Document text
--- START ---

Even aside from the academic case for preserving all of those films and their cover art and attendant trailers, there’s a nostalgia element to VHS, from the old BBFC certification warnings to the scratches and jumps on a much-loved tape. How else to explain the choice of some filmmakers, even now, to celebrate the format?
A special edition of the horror film V/H/S
Horror anthology series V/H/S builds its stories around a tape collection; digital files and downloads clearly lack the same power to shock. Quentin Tarantino and Robert Rodriguez’s Grindhouse experiment replicated those endless trailers and some of the scratchy title sequence of a rental video.
Some companies have even sprung up to continue releasing VHS. Boutique US labels like Bleeding Skull! produce limited edition videos of hard-to-find films, most of them in the horror genre, and offer digital downloads for those who want the content but not the bulky box.
“We want these movies to be seen and appreciated by as many people as possible,” explains Bleeding Skull! co-founder Joseph Ziemba. “All the Bleeding Skull! Video titles were released on VHS in tiny quantities, only released in foreign markets, or never released. But they were originally intended for the VHS format. That's why we release these movies on VHS. After decades, filmmakers like James Bryan (Run Coyote Run) and Pat Bishow (The Soultangler) can finally see their visions realised. At the same time, we understand that it's 2015. Not everyone owns a VCR. Our video-on-demand options make it possible for anyone to see the movies.”

--- END ---

Provided data
--- START ---

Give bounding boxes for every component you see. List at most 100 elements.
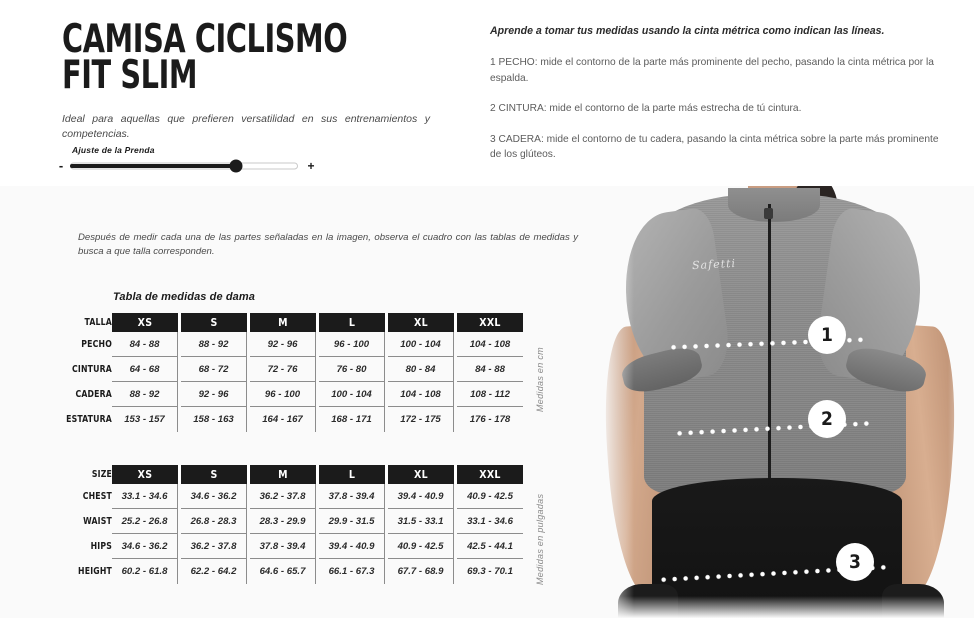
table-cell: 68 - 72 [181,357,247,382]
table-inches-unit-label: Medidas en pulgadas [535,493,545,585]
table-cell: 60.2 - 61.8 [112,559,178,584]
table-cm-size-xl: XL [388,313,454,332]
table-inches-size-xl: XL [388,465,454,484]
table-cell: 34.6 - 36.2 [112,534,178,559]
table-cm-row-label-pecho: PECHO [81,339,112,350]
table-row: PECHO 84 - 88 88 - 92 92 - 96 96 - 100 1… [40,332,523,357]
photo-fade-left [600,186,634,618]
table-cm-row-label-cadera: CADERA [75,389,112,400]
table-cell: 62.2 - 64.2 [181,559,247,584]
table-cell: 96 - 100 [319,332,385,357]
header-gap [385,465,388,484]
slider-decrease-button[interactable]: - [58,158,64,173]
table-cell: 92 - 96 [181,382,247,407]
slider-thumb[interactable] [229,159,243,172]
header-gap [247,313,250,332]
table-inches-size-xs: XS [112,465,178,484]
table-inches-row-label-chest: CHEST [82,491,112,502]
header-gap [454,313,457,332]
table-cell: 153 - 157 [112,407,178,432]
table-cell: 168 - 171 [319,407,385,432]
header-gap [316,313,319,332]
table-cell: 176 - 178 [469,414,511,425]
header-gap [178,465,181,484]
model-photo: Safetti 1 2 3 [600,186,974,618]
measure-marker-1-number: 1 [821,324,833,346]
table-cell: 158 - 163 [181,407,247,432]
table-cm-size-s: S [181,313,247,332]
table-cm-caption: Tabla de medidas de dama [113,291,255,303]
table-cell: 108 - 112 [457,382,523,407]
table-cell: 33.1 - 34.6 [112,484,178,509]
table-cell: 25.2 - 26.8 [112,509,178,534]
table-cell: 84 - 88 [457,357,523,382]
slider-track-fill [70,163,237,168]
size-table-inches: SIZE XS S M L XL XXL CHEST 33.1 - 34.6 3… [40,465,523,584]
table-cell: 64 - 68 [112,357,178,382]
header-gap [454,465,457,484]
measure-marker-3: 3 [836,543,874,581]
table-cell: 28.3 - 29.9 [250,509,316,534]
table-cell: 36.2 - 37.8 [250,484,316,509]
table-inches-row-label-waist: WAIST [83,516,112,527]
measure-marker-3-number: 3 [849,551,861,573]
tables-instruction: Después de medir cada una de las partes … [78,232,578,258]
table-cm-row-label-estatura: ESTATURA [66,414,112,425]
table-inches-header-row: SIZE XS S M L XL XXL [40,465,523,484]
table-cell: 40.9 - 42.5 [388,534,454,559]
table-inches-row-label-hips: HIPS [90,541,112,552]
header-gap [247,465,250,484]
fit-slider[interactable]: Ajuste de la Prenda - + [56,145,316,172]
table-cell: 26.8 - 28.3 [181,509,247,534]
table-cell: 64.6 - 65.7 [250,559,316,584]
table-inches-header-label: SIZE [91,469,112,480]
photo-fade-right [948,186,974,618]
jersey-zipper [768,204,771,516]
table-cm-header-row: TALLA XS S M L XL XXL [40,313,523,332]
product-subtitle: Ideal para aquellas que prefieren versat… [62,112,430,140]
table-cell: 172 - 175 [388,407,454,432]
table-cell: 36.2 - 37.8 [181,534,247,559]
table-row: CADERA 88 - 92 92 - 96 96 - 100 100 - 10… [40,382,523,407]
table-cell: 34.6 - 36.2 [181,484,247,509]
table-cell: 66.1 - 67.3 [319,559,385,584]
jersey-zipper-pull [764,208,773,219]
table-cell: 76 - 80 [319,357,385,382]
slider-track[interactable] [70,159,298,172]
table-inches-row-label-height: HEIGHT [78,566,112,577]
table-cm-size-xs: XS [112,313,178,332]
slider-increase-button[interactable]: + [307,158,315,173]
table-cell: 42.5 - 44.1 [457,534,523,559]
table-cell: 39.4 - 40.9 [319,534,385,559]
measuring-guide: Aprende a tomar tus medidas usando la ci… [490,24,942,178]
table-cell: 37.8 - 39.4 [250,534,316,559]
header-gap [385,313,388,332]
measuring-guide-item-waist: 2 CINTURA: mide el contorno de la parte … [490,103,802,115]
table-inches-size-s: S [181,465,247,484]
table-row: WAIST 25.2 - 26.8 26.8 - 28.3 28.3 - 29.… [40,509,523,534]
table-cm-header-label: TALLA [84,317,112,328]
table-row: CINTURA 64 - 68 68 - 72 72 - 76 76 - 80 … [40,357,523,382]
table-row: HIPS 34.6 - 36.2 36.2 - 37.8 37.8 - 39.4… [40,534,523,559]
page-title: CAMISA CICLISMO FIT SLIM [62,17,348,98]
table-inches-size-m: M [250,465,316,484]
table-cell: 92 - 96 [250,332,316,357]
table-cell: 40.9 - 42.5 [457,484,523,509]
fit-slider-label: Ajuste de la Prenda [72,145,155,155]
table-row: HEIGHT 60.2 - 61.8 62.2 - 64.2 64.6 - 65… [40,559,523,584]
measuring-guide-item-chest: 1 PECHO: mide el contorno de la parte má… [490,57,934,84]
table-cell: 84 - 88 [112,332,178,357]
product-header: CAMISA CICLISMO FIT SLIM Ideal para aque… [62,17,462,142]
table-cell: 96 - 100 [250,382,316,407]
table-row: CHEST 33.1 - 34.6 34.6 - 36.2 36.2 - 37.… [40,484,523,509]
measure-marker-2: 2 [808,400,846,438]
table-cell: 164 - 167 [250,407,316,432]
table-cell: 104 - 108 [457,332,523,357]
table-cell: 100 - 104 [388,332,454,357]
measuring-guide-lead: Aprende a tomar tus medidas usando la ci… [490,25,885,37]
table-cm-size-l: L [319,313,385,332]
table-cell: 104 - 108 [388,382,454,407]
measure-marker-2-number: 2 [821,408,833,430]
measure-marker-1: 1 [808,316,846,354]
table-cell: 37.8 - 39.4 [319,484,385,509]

--- END ---

Given task 1
Rewrite the stretch of the VHS passage from "Some companies have" through "the bulky box.", with "bulky box" replaced by "large plastic case".
Given task 2
Present the records from the line containing "table-cell: 68 - 72 [181,357,247,382]" through the line containing "table-cm-row-label-cadera: CADERA [75,389,112,400]" as a Markdown table with the columns Number and Record line. Number each row, and leave out blank lines.

Answer 1
Some companies have even sprung up to continue releasing VHS. Boutique US labels like Bleeding Skull! produce limited edition videos of hard-to-find films, most of them in the horror genre, and offer digital downloads for those who want the content but not the large plastic case.

Answer 2
| Number | Record line |
|---|---|
| 1 | table-cell: 68 - 72 [181,357,247,382] |
| 2 | table-inches-unit-label: Medidas en pulgadas [535,493,545,585] |
| 3 | table-cell: 60.2 - 61.8 [112,559,178,584] |
| 4 | table-cm-size-xl: XL [388,313,454,332] |
| 5 | table-inches-size-xl: XL [388,465,454,484] |
| 6 | table-cell: 34.6 - 36.2 [112,534,178,559] |
| 7 | table-cm-row-label-pecho: PECHO [81,339,112,350] |
| 8 | table-row: PECHO 84 - 88 88 - 92 92 - 96 96 - 100 1… [40,332,523,357] |
| 9 | photo-fade-left [600,186,634,618] |
| 10 | table-cm-row-label-cadera: CADERA [75,389,112,400] |